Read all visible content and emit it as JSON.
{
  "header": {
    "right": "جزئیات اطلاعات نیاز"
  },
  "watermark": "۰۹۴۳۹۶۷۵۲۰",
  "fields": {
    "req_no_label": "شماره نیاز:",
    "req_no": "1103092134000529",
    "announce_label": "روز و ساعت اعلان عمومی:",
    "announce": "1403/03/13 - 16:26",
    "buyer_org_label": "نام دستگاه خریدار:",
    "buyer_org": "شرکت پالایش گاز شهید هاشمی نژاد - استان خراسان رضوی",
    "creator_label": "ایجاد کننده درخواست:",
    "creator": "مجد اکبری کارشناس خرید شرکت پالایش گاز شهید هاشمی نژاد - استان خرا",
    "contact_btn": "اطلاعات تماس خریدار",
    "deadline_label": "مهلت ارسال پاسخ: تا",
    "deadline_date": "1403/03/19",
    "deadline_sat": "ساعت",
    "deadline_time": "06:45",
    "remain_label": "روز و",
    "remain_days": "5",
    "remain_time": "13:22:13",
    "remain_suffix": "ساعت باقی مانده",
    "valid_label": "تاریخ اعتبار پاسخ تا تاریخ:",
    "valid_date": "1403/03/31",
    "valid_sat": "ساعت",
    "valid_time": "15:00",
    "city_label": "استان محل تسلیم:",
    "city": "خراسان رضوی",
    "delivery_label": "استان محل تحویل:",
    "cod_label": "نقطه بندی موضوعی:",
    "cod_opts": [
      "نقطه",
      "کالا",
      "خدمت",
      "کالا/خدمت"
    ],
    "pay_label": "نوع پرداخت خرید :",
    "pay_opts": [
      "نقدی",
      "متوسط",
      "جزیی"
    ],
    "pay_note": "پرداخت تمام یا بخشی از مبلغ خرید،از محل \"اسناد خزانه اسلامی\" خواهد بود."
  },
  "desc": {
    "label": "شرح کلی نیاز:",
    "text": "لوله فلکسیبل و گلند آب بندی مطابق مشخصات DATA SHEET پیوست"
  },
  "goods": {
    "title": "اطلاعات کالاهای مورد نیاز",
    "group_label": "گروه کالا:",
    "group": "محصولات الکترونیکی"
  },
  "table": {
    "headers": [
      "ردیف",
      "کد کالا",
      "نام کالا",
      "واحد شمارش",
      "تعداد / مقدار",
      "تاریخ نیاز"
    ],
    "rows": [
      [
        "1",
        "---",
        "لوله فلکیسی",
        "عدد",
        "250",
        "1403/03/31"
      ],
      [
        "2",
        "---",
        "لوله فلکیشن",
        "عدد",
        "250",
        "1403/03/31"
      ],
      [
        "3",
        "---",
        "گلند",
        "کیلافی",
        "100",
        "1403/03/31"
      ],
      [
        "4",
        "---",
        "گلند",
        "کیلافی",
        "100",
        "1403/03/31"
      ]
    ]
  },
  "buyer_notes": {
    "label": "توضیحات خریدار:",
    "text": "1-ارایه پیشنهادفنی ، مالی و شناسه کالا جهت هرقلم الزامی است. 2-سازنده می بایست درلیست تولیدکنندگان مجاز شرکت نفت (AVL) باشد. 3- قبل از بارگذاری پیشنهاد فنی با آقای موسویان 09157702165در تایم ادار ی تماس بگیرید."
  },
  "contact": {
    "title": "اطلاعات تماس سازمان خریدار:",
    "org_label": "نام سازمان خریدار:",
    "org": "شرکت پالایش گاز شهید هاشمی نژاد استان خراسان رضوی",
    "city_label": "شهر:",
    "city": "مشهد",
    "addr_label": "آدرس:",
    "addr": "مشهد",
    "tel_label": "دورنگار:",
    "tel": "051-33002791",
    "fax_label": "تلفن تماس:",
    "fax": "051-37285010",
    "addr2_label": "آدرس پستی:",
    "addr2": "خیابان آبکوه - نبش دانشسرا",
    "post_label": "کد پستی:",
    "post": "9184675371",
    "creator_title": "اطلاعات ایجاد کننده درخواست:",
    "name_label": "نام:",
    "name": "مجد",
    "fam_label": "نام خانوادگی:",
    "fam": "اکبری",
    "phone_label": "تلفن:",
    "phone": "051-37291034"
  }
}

※ ※ ※

Objective: Transcribe every line of the data, exactly as it stands.

Task response:
Read all visible content and emit it as JSON.
{
  "header": {
    "right": "جزئیات اطلاعات نیاز"
  },
  "watermark": "۰۹۴۳۹۶۷۵۲۰",
  "fields": {
    "req_no_label": "شماره نیاز:",
    "req_no": "1103092134000529",
    "announce_label": "روز و ساعت اعلان عمومی:",
    "announce": "1403/03/13 - 16:26",
    "buyer_org_label": "نام دستگاه خریدار:",
    "buyer_org": "شرکت پالایش گاز شهید هاشمی نژاد - استان خراسان رضوی",
    "creator_label": "ایجاد کننده درخواست:",
    "creator": "مجد اکبری کارشناس خرید شرکت پالایش گاز شهید هاشمی نژاد - استان خرا",
    "contact_btn": "اطلاعات تماس خریدار",
    "deadline_label": "مهلت ارسال پاسخ: تا",
    "deadline_date": "1403/03/19",
    "deadline_sat": "ساعت",
    "deadline_time": "06:45",
    "remain_label": "روز و",
    "remain_days": "5",
    "remain_time": "13:22:13",
    "remain_suffix": "ساعت باقی مانده",
    "valid_label": "تاریخ اعتبار پاسخ تا تاریخ:",
    "valid_date": "1403/03/31",
    "valid_sat": "ساعت",
    "valid_time": "15:00",
    "city_label": "استان محل تسلیم:",
    "city": "خراسان رضوی",
    "delivery_label": "استان محل تحویل:",
    "cod_label": "نقطه بندی موضوعی:",
    "cod_opts": [
      "نقطه",
      "کالا",
      "خدمت",
      "کالا/خدمت"
    ],
    "pay_label": "نوع پرداخت خرید :",
    "pay_opts": [
      "نقدی",
      "متوسط",
      "جزیی"
    ],
    "pay_note": "پرداخت تمام یا بخشی از مبلغ خرید،از محل \"اسناد خزانه اسلامی\" خواهد بود."
  },
  "desc": {
    "label": "شرح کلی نیاز:",
    "text": "لوله فلکسیبل و گلند آب بندی مطابق مشخصات DATA SHEET پیوست"
  },
  "goods": {
    "title": "اطلاعات کالاهای مورد نیاز",
    "group_label": "گروه کالا:",
    "group": "محصولات الکترونیکی"
  },
  "table": {
    "headers": [
      "ردیف",
      "کد کالا",
      "نام کالا",
      "واحد شمارش",
      "تعداد / مقدار",
      "تاریخ نیاز"
    ],
    "rows": [
      [
        "1",
        "---",
        "لوله فلکیسی",
        "عدد",
        "250",
        "1403/03/31"
      ],
      [
        "2",
        "---",
        "لوله فلکیشن",
        "عدد",
        "250",
        "1403/03/31"
      ],
      [
        "3",
        "---",
        "گلند",
        "کیلافی",
        "100",
        "1403/03/31"
      ],
      [
        "4",
        "---",
        "گلند",
        "کیلافی",
        "100",
        "1403/03/31"
      ]
    ]
  },
  "buyer_notes": {
    "label": "توضیحات خریدار:",
    "text": "1-ارایه پیشنهادفنی ، مالی و شناسه کالا جهت هرقلم الزامی است. 2-سازنده می بایست درلیست تولیدکنندگان مجاز شرکت نفت (AVL) باشد. 3- قبل از بارگذاری پیشنهاد فنی با آقای موسویان 09157702165در تایم ادار ی تماس بگیرید."
  },
  "contact": {
    "title": "اطلاعات تماس سازمان خریدار:",
    "org_label": "نام سازمان خریدار:",
    "org": "شرکت پالایش گاز شهید هاشمی نژاد استان خراسان رضوی",
    "city_label": "شهر:",
    "city": "مشهد",
    "addr_label": "آدرس:",
    "addr": "مشهد",
    "tel_label": "دورنگار:",
    "tel": "051-33002791",
    "fax_label": "تلفن تماس:",
    "fax": "051-37285010",
    "addr2_label": "آدرس پستی:",
    "addr2": "خیابان آبکوه - نبش دانشسرا",
    "post_label": "کد پستی:",
    "post": "9184675371",
    "creator_title": "اطلاعات ایجاد کننده درخواست:",
    "name_label": "نام:",
    "name": "مجد",
    "fam_label": "نام خانوادگی:",
    "fam": "اکبری",
    "phone_label": "تلفن:",
    "phone": "051-37291034"
  }
}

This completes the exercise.